Copy out lines with the word "Supination" from the material that follows.

# The data:
= = =

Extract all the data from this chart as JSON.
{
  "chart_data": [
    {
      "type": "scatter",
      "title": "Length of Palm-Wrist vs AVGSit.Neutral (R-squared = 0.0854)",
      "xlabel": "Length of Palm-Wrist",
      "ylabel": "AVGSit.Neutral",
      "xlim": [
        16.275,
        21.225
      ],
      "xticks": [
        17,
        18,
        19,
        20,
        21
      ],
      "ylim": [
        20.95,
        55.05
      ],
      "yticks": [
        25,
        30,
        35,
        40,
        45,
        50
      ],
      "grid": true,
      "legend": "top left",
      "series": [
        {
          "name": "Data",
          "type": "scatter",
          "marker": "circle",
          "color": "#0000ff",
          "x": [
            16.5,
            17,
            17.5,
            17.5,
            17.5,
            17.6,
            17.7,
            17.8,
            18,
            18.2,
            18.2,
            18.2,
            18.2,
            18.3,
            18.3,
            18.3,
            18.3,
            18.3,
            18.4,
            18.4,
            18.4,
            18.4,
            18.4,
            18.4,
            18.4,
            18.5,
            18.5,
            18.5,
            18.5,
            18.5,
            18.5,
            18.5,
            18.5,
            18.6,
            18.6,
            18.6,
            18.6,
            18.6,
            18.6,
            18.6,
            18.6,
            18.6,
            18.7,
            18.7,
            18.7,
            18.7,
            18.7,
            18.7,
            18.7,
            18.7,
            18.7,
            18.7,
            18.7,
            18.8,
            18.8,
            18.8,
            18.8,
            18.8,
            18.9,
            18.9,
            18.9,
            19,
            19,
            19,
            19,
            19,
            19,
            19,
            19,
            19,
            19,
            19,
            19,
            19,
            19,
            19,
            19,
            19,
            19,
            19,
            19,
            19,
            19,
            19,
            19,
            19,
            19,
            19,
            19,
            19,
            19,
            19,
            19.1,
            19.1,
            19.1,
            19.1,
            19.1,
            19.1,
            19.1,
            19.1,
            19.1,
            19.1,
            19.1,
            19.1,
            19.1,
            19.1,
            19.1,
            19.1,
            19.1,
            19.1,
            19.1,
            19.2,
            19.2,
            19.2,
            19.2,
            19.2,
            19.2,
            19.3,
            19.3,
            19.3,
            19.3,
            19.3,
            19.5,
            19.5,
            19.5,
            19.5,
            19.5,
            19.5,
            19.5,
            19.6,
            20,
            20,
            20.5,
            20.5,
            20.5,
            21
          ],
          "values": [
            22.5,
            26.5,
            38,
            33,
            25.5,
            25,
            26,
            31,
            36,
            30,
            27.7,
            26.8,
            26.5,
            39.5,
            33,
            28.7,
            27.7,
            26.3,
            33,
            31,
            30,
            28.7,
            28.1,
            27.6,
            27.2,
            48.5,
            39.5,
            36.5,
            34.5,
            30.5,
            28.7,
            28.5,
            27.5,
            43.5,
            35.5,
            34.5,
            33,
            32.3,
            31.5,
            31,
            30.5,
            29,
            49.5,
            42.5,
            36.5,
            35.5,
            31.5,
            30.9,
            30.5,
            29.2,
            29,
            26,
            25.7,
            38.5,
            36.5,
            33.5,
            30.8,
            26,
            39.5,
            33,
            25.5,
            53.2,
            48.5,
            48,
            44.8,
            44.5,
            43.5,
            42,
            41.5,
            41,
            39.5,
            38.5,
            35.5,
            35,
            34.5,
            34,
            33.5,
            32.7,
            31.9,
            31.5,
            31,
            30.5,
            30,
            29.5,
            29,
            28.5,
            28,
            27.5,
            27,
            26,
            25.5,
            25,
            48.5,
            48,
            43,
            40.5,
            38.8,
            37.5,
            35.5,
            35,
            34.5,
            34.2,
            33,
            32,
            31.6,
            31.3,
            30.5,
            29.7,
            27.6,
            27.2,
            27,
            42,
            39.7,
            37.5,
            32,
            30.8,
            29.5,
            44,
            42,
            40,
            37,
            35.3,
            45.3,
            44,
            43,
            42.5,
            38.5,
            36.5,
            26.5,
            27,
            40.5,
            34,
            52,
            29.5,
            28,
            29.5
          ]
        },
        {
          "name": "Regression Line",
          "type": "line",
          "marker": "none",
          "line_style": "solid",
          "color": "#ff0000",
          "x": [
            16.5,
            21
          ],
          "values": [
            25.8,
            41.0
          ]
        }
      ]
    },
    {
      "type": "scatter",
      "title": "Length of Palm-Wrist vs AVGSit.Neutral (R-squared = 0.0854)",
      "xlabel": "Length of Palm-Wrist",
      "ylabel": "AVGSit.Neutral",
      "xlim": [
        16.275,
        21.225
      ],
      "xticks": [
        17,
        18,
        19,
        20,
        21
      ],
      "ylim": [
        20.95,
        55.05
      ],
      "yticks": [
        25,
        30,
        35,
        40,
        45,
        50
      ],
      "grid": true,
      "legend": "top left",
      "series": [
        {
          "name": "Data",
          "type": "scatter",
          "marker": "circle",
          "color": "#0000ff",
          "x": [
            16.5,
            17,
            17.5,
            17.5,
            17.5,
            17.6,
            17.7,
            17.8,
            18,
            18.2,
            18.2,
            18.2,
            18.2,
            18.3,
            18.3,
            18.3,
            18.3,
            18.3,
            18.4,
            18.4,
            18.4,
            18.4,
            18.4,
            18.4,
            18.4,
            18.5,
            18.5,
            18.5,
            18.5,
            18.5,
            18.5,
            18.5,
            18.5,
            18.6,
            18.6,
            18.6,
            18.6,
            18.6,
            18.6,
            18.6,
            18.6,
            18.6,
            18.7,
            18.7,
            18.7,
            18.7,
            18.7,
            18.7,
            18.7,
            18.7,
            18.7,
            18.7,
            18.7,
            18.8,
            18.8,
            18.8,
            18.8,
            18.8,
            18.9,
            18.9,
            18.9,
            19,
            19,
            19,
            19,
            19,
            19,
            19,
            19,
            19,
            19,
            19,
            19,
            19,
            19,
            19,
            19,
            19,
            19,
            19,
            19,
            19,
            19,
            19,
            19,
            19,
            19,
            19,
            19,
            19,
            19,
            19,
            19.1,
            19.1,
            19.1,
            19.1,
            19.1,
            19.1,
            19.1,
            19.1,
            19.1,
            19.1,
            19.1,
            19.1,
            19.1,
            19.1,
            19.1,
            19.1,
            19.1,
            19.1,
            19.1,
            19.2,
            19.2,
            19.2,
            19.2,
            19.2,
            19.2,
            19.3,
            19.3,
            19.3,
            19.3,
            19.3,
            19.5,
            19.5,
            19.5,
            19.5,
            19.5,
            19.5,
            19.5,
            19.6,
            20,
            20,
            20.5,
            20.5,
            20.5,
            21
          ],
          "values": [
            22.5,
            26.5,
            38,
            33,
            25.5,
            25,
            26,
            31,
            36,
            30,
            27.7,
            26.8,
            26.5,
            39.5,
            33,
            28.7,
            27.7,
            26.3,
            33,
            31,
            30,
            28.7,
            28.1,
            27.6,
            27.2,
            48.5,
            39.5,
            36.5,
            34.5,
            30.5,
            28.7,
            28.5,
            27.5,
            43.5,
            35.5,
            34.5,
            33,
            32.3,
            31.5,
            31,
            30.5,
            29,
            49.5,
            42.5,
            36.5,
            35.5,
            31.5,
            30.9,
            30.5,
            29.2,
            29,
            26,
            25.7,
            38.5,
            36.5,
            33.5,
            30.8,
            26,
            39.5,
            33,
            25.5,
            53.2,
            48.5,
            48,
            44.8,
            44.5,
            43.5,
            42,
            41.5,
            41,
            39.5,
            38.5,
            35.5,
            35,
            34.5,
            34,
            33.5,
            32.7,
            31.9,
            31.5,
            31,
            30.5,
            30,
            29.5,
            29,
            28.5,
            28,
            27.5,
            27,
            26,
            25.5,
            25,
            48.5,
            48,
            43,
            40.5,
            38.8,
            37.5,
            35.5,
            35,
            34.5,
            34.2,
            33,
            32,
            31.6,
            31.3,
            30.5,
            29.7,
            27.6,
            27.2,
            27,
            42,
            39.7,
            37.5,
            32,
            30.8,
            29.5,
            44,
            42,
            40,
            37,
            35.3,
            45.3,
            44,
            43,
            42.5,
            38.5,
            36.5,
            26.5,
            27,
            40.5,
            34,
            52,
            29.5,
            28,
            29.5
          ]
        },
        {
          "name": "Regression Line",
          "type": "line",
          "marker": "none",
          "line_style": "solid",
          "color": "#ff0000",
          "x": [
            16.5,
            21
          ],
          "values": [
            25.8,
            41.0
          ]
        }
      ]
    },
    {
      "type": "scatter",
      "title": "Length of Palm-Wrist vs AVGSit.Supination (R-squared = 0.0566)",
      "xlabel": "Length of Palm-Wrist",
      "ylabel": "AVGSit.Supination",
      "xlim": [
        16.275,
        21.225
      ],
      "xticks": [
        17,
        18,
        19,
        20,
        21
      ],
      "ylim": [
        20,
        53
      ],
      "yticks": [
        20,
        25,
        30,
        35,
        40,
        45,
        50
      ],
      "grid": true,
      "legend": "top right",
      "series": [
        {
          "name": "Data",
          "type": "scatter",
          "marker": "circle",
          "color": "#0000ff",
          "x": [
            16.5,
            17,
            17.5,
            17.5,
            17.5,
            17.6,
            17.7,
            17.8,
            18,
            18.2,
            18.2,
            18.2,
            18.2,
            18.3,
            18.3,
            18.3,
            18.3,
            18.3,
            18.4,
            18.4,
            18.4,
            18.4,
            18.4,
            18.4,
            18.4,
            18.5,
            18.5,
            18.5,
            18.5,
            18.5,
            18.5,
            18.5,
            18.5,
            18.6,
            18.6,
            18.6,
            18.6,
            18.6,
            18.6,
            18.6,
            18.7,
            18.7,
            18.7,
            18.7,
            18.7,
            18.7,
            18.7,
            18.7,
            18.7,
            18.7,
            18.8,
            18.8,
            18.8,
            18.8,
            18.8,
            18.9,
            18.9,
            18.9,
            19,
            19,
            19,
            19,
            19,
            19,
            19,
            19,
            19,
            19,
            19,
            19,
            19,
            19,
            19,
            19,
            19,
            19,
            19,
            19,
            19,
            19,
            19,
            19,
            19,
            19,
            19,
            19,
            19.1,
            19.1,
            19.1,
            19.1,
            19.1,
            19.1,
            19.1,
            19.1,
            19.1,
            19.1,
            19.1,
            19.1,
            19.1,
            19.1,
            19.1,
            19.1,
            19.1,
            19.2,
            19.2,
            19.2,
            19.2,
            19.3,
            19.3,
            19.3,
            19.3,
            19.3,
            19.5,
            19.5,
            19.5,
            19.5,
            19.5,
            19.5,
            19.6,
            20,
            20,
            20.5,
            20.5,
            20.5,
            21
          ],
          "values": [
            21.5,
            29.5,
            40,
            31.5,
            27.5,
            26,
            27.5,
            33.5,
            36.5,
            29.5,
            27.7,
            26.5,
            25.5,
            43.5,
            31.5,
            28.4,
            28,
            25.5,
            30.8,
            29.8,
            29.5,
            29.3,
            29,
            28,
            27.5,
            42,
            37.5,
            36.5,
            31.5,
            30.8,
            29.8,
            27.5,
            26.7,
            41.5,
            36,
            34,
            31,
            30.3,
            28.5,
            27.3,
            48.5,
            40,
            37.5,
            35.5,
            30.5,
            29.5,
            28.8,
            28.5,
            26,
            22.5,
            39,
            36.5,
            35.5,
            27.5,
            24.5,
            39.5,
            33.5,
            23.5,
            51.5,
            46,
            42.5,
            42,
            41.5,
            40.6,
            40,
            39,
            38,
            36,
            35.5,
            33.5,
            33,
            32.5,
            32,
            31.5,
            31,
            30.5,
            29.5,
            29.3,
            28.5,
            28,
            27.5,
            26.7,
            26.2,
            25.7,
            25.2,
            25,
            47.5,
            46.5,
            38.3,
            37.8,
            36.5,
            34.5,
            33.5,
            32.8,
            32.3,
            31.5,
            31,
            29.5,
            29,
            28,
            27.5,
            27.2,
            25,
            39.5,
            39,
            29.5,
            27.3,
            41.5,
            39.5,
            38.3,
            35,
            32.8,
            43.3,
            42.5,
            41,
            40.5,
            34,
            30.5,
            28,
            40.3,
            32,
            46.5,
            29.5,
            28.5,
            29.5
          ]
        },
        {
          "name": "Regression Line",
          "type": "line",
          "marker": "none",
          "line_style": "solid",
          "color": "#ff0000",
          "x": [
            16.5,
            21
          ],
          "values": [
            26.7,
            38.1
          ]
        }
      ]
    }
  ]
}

= = =

# Final result:
      "title": "Length of Palm-Wrist vs AVGSit.Supination (R-squared = 0.0566)",
      "ylabel": "AVGSit.Supination",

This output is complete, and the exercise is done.